------ MATERIAL FOR THIS EXERCISE ------

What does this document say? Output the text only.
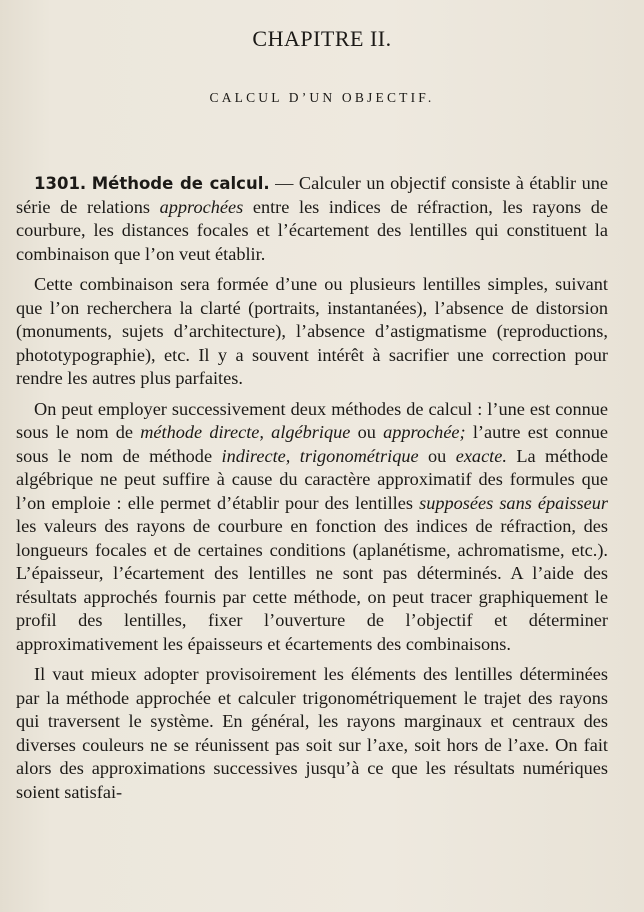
CHAPITRE II.
CALCUL D’UN OBJECTIF.

1301. Méthode de calcul. — Calculer un objectif consiste à établir une série de relations approchées entre les indices de réfraction, les rayons de courbure, les distances focales et l’écartement des lentilles qui constituent la combinaison que l’on veut établir.

Cette combinaison sera formée d’une ou plusieurs lentilles simples, suivant que l’on recherchera la clarté (portraits, instantanées), l’absence de distorsion (monuments, sujets d’architecture), l’absence d’astigmatisme (reproductions, phototypographie), etc. Il y a souvent intérêt à sacrifier une correction pour rendre les autres plus parfaites.

On peut employer successivement deux méthodes de calcul : l’une est connue sous le nom de méthode directe, algébrique ou approchée; l’autre est connue sous le nom de méthode indirecte, trigonométrique ou exacte. La méthode algébrique ne peut suffire à cause du caractère approximatif des formules que l’on emploie : elle permet d’établir pour des lentilles supposées sans épaisseur les valeurs des rayons de courbure en fonction des indices de réfraction, des longueurs focales et de certaines conditions (aplanétisme, achromatisme, etc.). L’épaisseur, l’écartement des lentilles ne sont pas déterminés. A l’aide des résultats approchés fournis par cette méthode, on peut tracer graphiquement le profil des lentilles, fixer l’ouverture de l’objectif et déterminer approximativement les épaisseurs et écartements des combinaisons.

Il vaut mieux adopter provisoirement les éléments des lentilles déterminées par la méthode approchée et calculer trigonométriquement le trajet des rayons qui traversent le système. En général, les rayons marginaux et centraux des diverses couleurs ne se réunissent pas soit sur l’axe, soit hors de l’axe. On fait alors des approximations successives jusqu’à ce que les résultats numériques soient satisfai-
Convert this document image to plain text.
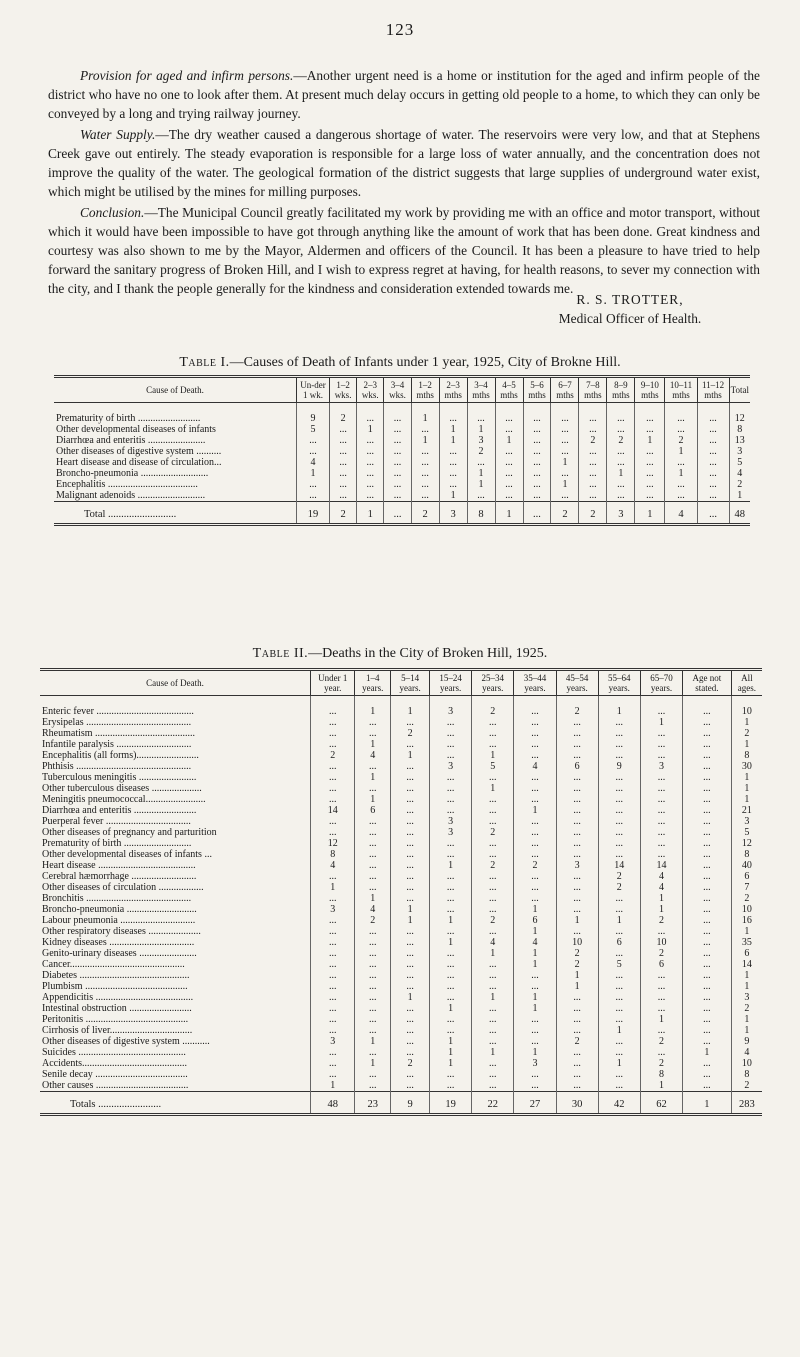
123

Provision for aged and infirm persons.—Another urgent need is a home or institution for the aged and infirm people of the district who have no one to look after them. At present much delay occurs in getting old people to a home, to which they can only be conveyed by a long and trying railway journey.

Water Supply.—The dry weather caused a dangerous shortage of water. The reservoirs were very low, and that at Stephens Creek gave out entirely. The steady evaporation is responsible for a large loss of water annually, and the concentration does not improve the quality of the water. The geological formation of the district suggests that large supplies of underground water exist, which might be utilised by the mines for milling purposes.

Conclusion.—The Municipal Council greatly facilitated my work by providing me with an office and motor transport, without which it would have been impossible to have got through anything like the amount of work that has been done. Great kindness and courtesy was also shown to me by the Mayor, Aldermen and officers of the Council. It has been a pleasure to have tried to help forward the sanitary progress of Broken Hill, and I wish to express regret at having, for health reasons, to sever my connection with the city, and I thank the people generally for the kindness and consideration extended towards me.

R. S. TROTTER,
Medical Officer of Health.
Table I.—Causes of Death of Infants under 1 year, 1925, City of Brokne Hill.
Cause of Death.	Un-der 1 wk.	1–2 wks.	2–3 wks.	3–4 wks.	1–2 mths	2–3 mths	3–4 mths	4–5 mths	5–6 mths	6–7 mths	7–8 mths	8–9 mths	9–10 mths	10–11 mths	11–12 mths	Total
Prematurity of birth .........................	9	2	...	...	1	...	...	...	...	...	...	...	...	...	...	12
Other developmental diseases of infants	5	...	1	...	...	1	1	...	...	...	...	...	...	...	...	8
Diarrhœa and enteritis .......................	...	...	...	...	1	1	3	1	...	...	2	2	1	2	...	13
Other diseases of digestive system ..........	...	...	...	...	...	...	2	...	...	...	...	...	...	1	...	3
Heart disease and disease of circulation...	4	...	...	...	...	...	...	...	...	1	...	...	...	...	...	5
Broncho-pneumonia ...........................	1	...	...	...	...	...	1	...	...	...	...	1	...	1	...	4
Encephalitis ....................................	...	...	...	...	...	...	1	...	...	1	...	...	...	...	...	2
Malignant adenoids ...........................	...	...	...	...	...	1	...	...	...	...	...	...	...	...	...	1
Total ..........................	19	2	1	...	2	3	8	1	...	2	2	3	1	4	...	48
Table II.—Deaths in the City of Broken Hill, 1925.
Cause of Death.	Under 1 year.	1–4 years.	5–14 years.	15–24 years.	25–34 years.	35–44 years.	45–54 years.	55–64 years.	65–70 years.	Age not stated.	All ages.
Enteric fever .......................................	...	1	1	3	2	...	2	1	...	...	10
Erysipelas ..........................................	...	...	...	...	...	...	...	...	1	...	1
Rheumatism ........................................	...	...	2	...	...	...	...	...	...	...	2
Infantile paralysis ..............................	...	1	...	...	...	...	...	...	...	...	1
Encephalitis (all forms).........................	2	4	1	...	1	...	...	...	...	...	8
Phthisis ..............................................	...	...	...	3	5	4	6	9	3	...	30
Tuberculous meningitis .......................	...	1	...	...	...	...	...	...	...	...	1
Other tuberculous diseases ....................	...	...	...	...	1	...	...	...	...	...	1
Meningitis pneumococcal........................	...	1	...	...	...	...	...	...	...	...	1
Diarrhœa and enteritis .........................	14	6	...	...	...	1	...	...	...	...	21
Puerperal fever ..................................	...	...	...	3	...	...	...	...	...	...	3
Other diseases of pregnancy and parturition	...	...	...	3	2	...	...	...	...	...	5
Prematurity of birth ...........................	12	...	...	...	...	...	...	...	...	...	12
Other developmental diseases of infants ...	8	...	...	...	...	...	...	...	...	...	8
Heart disease .......................................	4	...	...	1	2	2	3	14	14	...	40
Cerebral hæmorrhage ..........................	...	...	...	...	...	...	...	2	4	...	6
Other diseases of circulation ..................	1	...	...	...	...	...	...	2	4	...	7
Bronchitis ..........................................	...	1	...	...	...	...	...	...	1	...	2
Broncho-pneumonia ............................	3	4	1	...	...	1	...	...	1	...	10
Labour pneumonia ..............................	...	2	1	1	2	6	1	1	2	...	16
Other respiratory diseases .....................	...	...	...	...	...	1	...	...	...	...	1
Kidney diseases ..................................	...	...	...	1	4	4	10	6	10	...	35
Genito-urinary diseases .......................	...	...	...	...	1	1	2	...	2	...	6
Cancer..............................................	...	...	...	...	...	1	2	5	6	...	14
Diabetes ............................................	...	...	...	...	...	...	1	...	...	...	1
Plumbism .........................................	...	...	...	...	...	...	1	...	...	...	1
Appendicitis .......................................	...	...	1	...	1	1	...	...	...	...	3
Intestinal obstruction .........................	...	...	...	1	...	1	...	...	...	...	2
Peritonitis .........................................	...	...	...	...	...	...	...	...	1	...	1
Cirrhosis of liver.................................	...	...	...	...	...	...	...	1	...	...	1
Other diseases of digestive system ...........	3	1	...	1	...	...	2	...	2	...	9
Suicides ...........................................	...	...	...	1	1	1	...	...	...	1	4
Accidents..........................................	...	1	2	1	...	3	...	1	2	...	10
Senile decay .....................................	...	...	...	...	...	...	...	...	8	...	8
Other causes .....................................	1	...	...	...	...	...	...	...	1	...	2
Totals ........................	48	23	9	19	22	27	30	42	62	1	283
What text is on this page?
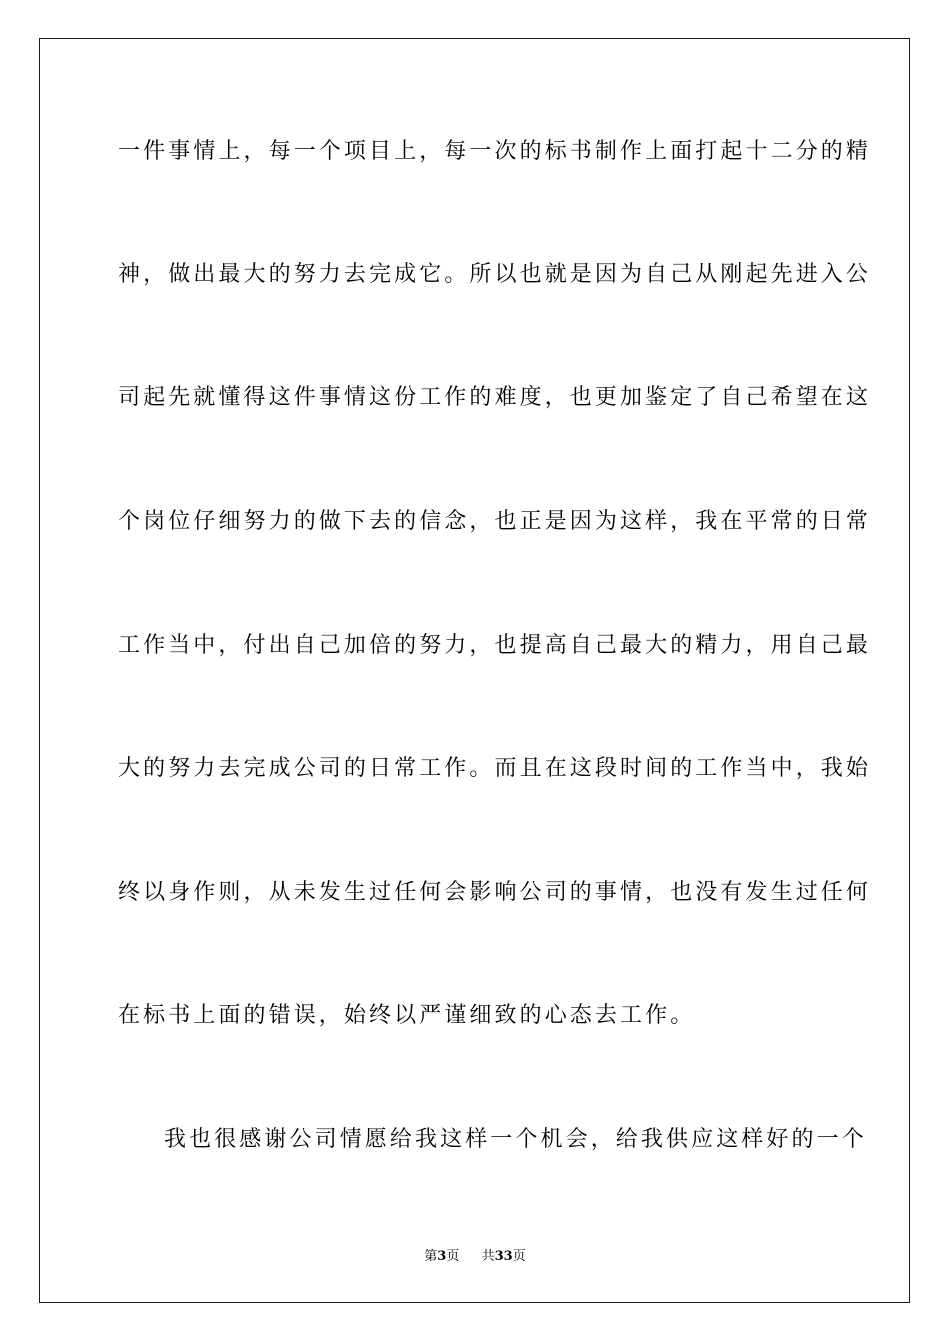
一件事情上，每一个项目上，每一次的标书制作上面打起十二分的精
神，做出最大的努力去完成它。所以也就是因为自己从刚起先进入公
司起先就懂得这件事情这份工作的难度，也更加鉴定了自己希望在这
个岗位仔细努力的做下去的信念，也正是因为这样，我在平常的日常
工作当中，付出自己加倍的努力，也提高自己最大的精力，用自己最
大的努力去完成公司的日常工作。而且在这段时间的工作当中，我始
终以身作则，从未发生过任何会影响公司的事情，也没有发生过任何
在标书上面的错误，始终以严谨细致的心态去工作。
我也很感谢公司情愿给我这样一个机会，给我供应这样好的一个
第3页 共33页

------

▸ **AIM**
Could you repeat all of the material exactly? Pictures should not be copied.

▸ **THE SOLUTION**
What does this document say? Output the text only.
CHAPITRE II.
CALCUL D’UN OBJECTIF.

1301. Méthode de calcul. — Calculer un objectif consiste à établir une série de relations approchées entre les indices de réfraction, les rayons de courbure, les distances focales et l’écartement des lentilles qui constituent la combinaison que l’on veut établir.

Cette combinaison sera formée d’une ou plusieurs lentilles simples, suivant que l’on recherchera la clarté (portraits, instantanées), l’absence de distorsion (monuments, sujets d’architecture), l’absence d’astigmatisme (reproductions, phototypographie), etc. Il y a souvent intérêt à sacrifier une correction pour rendre les autres plus parfaites.

On peut employer successivement deux méthodes de calcul : l’une est connue sous le nom de méthode directe, algébrique ou approchée; l’autre est connue sous le nom de méthode indirecte, trigonométrique ou exacte. La méthode algébrique ne peut suffire à cause du caractère approximatif des formules que l’on emploie : elle permet d’établir pour des lentilles supposées sans épaisseur les valeurs des rayons de courbure en fonction des indices de réfraction, des longueurs focales et de certaines conditions (aplanétisme, achromatisme, etc.). L’épaisseur, l’écartement des lentilles ne sont pas déterminés. A l’aide des résultats approchés fournis par cette méthode, on peut tracer graphiquement le profil des lentilles, fixer l’ouverture de l’objectif et déterminer approximativement les épaisseurs et écartements des combinaisons.

Il vaut mieux adopter provisoirement les éléments des lentilles déterminées par la méthode approchée et calculer trigonométriquement le trajet des rayons qui traversent le système. En général, les rayons marginaux et centraux des diverses couleurs ne se réunissent pas soit sur l’axe, soit hors de l’axe. On fait alors des approximations successives jusqu’à ce que les résultats numériques soient satisfai-
Convert this document image to plain text.
123

Provision for aged and infirm persons.—Another urgent need is a home or institution for the aged and infirm people of the district who have no one to look after them. At present much delay occurs in getting old people to a home, to which they can only be conveyed by a long and trying railway journey.

Water Supply.—The dry weather caused a dangerous shortage of water. The reservoirs were very low, and that at Stephens Creek gave out entirely. The steady evaporation is responsible for a large loss of water annually, and the concentration does not improve the quality of the water. The geological formation of the district suggests that large supplies of underground water exist, which might be utilised by the mines for milling purposes.

Conclusion.—The Municipal Council greatly facilitated my work by providing me with an office and motor transport, without which it would have been impossible to have got through anything like the amount of work that has been done. Great kindness and courtesy was also shown to me by the Mayor, Aldermen and officers of the Council. It has been a pleasure to have tried to help forward the sanitary progress of Broken Hill, and I wish to express regret at having, for health reasons, to sever my connection with the city, and I thank the people generally for the kindness and consideration extended towards me.

R. S. TROTTER,
Medical Officer of Health.
Table I.—Causes of Death of Infants under 1 year, 1925, City of Brokne Hill.
Cause of Death.	Un-der 1 wk.	1–2 wks.	2–3 wks.	3–4 wks.	1–2 mths	2–3 mths	3–4 mths	4–5 mths	5–6 mths	6–7 mths	7–8 mths	8–9 mths	9–10 mths	10–11 mths	11–12 mths	Total
Prematurity of birth .........................	9	2	...	...	1	...	...	...	...	...	...	...	...	...	...	12
Other developmental diseases of infants	5	...	1	...	...	1	1	...	...	...	...	...	...	...	...	8
Diarrhœa and enteritis .......................	...	...	...	...	1	1	3	1	...	...	2	2	1	2	...	13
Other diseases of digestive system ..........	...	...	...	...	...	...	2	...	...	...	...	...	...	1	...	3
Heart disease and disease of circulation...	4	...	...	...	...	...	...	...	...	1	...	...	...	...	...	5
Broncho-pneumonia ...........................	1	...	...	...	...	...	1	...	...	...	...	1	...	1	...	4
Encephalitis ....................................	...	...	...	...	...	...	1	...	...	1	...	...	...	...	...	2
Malignant adenoids ...........................	...	...	...	...	...	1	...	...	...	...	...	...	...	...	...	1
Total ..........................	19	2	1	...	2	3	8	1	...	2	2	3	1	4	...	48
Table II.—Deaths in the City of Broken Hill, 1925.
Cause of Death.	Under 1 year.	1–4 years.	5–14 years.	15–24 years.	25–34 years.	35–44 years.	45–54 years.	55–64 years.	65–70 years.	Age not stated.	All ages.
Enteric fever .......................................	...	1	1	3	2	...	2	1	...	...	10
Erysipelas ..........................................	...	...	...	...	...	...	...	...	1	...	1
Rheumatism ........................................	...	...	2	...	...	...	...	...	...	...	2
Infantile paralysis ..............................	...	1	...	...	...	...	...	...	...	...	1
Encephalitis (all forms).........................	2	4	1	...	1	...	...	...	...	...	8
Phthisis ..............................................	...	...	...	3	5	4	6	9	3	...	30
Tuberculous meningitis .......................	...	1	...	...	...	...	...	...	...	...	1
Other tuberculous diseases ....................	...	...	...	...	1	...	...	...	...	...	1
Meningitis pneumococcal........................	...	1	...	...	...	...	...	...	...	...	1
Diarrhœa and enteritis .........................	14	6	...	...	...	1	...	...	...	...	21
Puerperal fever ..................................	...	...	...	3	...	...	...	...	...	...	3
Other diseases of pregnancy and parturition	...	...	...	3	2	...	...	...	...	...	5
Prematurity of birth ...........................	12	...	...	...	...	...	...	...	...	...	12
Other developmental diseases of infants ...	8	...	...	...	...	...	...	...	...	...	8
Heart disease .......................................	4	...	...	1	2	2	3	14	14	...	40
Cerebral hæmorrhage ..........................	...	...	...	...	...	...	...	2	4	...	6
Other diseases of circulation ..................	1	...	...	...	...	...	...	2	4	...	7
Bronchitis ..........................................	...	1	...	...	...	...	...	...	1	...	2
Broncho-pneumonia ............................	3	4	1	...	...	1	...	...	1	...	10
Labour pneumonia ..............................	...	2	1	1	2	6	1	1	2	...	16
Other respiratory diseases .....................	...	...	...	...	...	1	...	...	...	...	1
Kidney diseases ..................................	...	...	...	1	4	4	10	6	10	...	35
Genito-urinary diseases .......................	...	...	...	...	1	1	2	...	2	...	6
Cancer..............................................	...	...	...	...	...	1	2	5	6	...	14
Diabetes ............................................	...	...	...	...	...	...	1	...	...	...	1
Plumbism .........................................	...	...	...	...	...	...	1	...	...	...	1
Appendicitis .......................................	...	...	1	...	1	1	...	...	...	...	3
Intestinal obstruction .........................	...	...	...	1	...	1	...	...	...	...	2
Peritonitis .........................................	...	...	...	...	...	...	...	...	1	...	1
Cirrhosis of liver.................................	...	...	...	...	...	...	...	1	...	...	1
Other diseases of digestive system ...........	3	1	...	1	...	...	2	...	2	...	9
Suicides ...........................................	...	...	...	1	1	1	...	...	...	1	4
Accidents..........................................	...	1	2	1	...	3	...	1	2	...	10
Senile decay .....................................	...	...	...	...	...	...	...	...	8	...	8
Other causes .....................................	1	...	...	...	...	...	...	...	1	...	2
Totals ........................	48	23	9	19	22	27	30	42	62	1	283
What text is on this page?
一件事情上，每一个项目上，每一次的标书制作上面打起十二分的精
神，做出最大的努力去完成它。所以也就是因为自己从刚起先进入公
司起先就懂得这件事情这份工作的难度，也更加鉴定了自己希望在这
个岗位仔细努力的做下去的信念，也正是因为这样，我在平常的日常
工作当中，付出自己加倍的努力，也提高自己最大的精力，用自己最
大的努力去完成公司的日常工作。而且在这段时间的工作当中，我始
终以身作则，从未发生过任何会影响公司的事情，也没有发生过任何
在标书上面的错误，始终以严谨细致的心态去工作。
我也很感谢公司情愿给我这样一个机会，给我供应这样好的一个
第3页 共33页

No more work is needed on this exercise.